──────── Supplied information

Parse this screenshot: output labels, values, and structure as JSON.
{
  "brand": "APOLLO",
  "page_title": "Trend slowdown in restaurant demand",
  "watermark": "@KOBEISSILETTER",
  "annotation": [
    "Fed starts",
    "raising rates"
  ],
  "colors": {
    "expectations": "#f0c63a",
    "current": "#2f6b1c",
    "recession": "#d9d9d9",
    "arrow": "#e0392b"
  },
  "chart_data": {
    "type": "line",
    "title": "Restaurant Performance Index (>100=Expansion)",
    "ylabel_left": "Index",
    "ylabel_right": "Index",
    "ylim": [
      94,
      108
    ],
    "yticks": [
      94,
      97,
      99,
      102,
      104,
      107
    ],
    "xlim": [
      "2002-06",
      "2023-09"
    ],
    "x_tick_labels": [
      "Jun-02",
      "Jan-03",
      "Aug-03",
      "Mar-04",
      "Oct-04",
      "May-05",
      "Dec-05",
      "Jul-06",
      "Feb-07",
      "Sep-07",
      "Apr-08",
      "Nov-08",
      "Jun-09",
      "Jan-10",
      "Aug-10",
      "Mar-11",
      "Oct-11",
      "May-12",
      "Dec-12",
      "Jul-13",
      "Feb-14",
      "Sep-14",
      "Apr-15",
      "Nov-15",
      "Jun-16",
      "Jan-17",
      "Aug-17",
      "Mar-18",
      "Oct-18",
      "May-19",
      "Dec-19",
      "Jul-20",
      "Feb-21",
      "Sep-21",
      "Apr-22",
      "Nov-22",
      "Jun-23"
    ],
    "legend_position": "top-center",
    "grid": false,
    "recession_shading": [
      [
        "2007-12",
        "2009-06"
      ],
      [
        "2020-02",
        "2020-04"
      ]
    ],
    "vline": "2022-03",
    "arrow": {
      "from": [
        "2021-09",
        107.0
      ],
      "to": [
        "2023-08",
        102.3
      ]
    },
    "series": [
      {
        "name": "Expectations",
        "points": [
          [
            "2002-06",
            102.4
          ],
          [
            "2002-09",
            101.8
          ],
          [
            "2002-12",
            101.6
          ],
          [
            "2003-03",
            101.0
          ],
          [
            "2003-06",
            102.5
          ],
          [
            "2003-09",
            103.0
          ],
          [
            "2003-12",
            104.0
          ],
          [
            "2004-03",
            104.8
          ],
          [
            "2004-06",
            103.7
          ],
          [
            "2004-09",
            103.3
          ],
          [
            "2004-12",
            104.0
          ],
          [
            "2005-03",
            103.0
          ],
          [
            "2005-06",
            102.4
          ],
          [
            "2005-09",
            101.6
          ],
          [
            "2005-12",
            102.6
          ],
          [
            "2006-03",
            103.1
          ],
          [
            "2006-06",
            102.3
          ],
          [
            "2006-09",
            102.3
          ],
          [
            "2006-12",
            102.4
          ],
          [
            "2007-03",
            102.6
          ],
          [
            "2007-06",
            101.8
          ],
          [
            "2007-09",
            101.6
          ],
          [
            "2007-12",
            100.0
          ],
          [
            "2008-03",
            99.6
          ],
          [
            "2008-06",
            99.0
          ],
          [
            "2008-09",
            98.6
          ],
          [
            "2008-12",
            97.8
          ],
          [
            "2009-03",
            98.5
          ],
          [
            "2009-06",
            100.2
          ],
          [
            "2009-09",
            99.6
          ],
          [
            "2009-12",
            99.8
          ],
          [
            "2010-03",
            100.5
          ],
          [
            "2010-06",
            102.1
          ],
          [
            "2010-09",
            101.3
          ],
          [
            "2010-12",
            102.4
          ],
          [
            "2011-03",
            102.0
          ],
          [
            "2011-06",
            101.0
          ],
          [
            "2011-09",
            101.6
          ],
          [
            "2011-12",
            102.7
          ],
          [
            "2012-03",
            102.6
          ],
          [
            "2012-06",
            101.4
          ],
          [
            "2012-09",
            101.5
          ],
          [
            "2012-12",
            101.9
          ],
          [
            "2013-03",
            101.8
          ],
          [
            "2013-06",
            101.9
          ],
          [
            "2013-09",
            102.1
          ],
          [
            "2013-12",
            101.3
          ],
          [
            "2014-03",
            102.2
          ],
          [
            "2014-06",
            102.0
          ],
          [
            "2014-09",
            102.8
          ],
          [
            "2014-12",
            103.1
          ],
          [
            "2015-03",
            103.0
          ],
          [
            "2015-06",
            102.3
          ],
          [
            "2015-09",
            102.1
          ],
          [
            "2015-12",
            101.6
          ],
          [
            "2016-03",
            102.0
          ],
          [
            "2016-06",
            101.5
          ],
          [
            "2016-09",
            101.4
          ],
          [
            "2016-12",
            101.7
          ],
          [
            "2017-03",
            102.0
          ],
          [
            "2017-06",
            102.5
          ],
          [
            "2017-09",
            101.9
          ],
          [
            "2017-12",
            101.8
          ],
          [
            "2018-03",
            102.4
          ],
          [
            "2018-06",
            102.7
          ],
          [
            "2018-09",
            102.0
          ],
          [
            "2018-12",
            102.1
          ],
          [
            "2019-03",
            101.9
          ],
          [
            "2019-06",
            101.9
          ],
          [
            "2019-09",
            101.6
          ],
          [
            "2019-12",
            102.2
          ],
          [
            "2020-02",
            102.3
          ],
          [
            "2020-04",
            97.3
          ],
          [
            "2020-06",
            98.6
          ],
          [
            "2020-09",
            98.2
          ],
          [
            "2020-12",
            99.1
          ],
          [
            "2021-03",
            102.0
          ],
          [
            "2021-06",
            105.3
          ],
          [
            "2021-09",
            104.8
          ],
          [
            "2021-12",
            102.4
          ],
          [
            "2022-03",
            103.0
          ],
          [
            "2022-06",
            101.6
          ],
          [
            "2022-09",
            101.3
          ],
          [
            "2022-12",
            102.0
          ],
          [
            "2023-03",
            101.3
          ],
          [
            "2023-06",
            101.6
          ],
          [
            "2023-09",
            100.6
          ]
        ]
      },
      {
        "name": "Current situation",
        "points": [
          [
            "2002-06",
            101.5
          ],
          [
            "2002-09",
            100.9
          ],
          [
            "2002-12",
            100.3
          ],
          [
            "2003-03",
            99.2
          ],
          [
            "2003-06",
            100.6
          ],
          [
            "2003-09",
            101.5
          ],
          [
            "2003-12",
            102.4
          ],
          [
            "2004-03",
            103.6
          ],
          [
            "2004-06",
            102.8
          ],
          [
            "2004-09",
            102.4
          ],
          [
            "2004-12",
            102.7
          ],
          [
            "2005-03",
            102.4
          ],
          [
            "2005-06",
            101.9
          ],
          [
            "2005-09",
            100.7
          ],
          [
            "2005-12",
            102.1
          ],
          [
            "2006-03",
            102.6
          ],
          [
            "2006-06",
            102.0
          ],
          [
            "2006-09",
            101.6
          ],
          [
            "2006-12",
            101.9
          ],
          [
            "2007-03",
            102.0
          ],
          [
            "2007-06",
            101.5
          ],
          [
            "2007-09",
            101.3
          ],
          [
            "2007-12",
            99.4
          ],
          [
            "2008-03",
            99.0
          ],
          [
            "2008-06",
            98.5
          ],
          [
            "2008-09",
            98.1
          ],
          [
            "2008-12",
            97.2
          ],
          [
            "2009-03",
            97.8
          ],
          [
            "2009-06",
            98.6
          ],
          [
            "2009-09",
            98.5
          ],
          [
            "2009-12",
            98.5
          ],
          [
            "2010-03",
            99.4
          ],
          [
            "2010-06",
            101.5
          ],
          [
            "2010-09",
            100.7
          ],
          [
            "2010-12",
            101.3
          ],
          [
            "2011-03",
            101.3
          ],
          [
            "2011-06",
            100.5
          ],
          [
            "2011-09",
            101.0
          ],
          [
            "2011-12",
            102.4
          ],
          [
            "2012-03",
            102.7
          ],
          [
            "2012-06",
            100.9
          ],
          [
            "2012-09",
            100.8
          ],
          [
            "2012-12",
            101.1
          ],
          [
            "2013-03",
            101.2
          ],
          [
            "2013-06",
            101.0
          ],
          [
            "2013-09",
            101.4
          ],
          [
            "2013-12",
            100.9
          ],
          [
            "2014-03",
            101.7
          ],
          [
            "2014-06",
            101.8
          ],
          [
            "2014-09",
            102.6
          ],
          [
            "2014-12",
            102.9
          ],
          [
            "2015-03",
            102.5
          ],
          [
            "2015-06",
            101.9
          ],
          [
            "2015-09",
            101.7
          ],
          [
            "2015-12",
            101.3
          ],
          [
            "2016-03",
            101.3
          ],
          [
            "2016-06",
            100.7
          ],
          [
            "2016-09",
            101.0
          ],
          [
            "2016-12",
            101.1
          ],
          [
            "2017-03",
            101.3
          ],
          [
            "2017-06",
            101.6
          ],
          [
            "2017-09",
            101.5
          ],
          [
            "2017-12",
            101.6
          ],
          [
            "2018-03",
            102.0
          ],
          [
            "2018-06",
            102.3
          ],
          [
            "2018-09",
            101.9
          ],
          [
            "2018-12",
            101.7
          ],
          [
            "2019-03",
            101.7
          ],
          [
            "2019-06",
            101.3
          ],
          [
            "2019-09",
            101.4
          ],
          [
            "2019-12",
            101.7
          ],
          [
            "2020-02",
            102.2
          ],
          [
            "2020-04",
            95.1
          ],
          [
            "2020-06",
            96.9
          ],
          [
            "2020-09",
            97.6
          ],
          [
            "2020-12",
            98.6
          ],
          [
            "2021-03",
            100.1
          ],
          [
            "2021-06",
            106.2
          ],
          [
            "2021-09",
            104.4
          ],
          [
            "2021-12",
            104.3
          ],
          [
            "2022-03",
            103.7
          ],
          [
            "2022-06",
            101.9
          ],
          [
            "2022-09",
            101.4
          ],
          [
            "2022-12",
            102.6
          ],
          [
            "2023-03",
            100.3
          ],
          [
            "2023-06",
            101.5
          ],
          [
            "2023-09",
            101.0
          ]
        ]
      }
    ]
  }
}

────────────────

▸ Description of the task
Locate all lines in the listing above with the word "Index" and copy them.

▸ Response to this task
    "title": "Restaurant Performance Index (>100=Expansion)",
    "ylabel_left": "Index",
    "ylabel_right": "Index",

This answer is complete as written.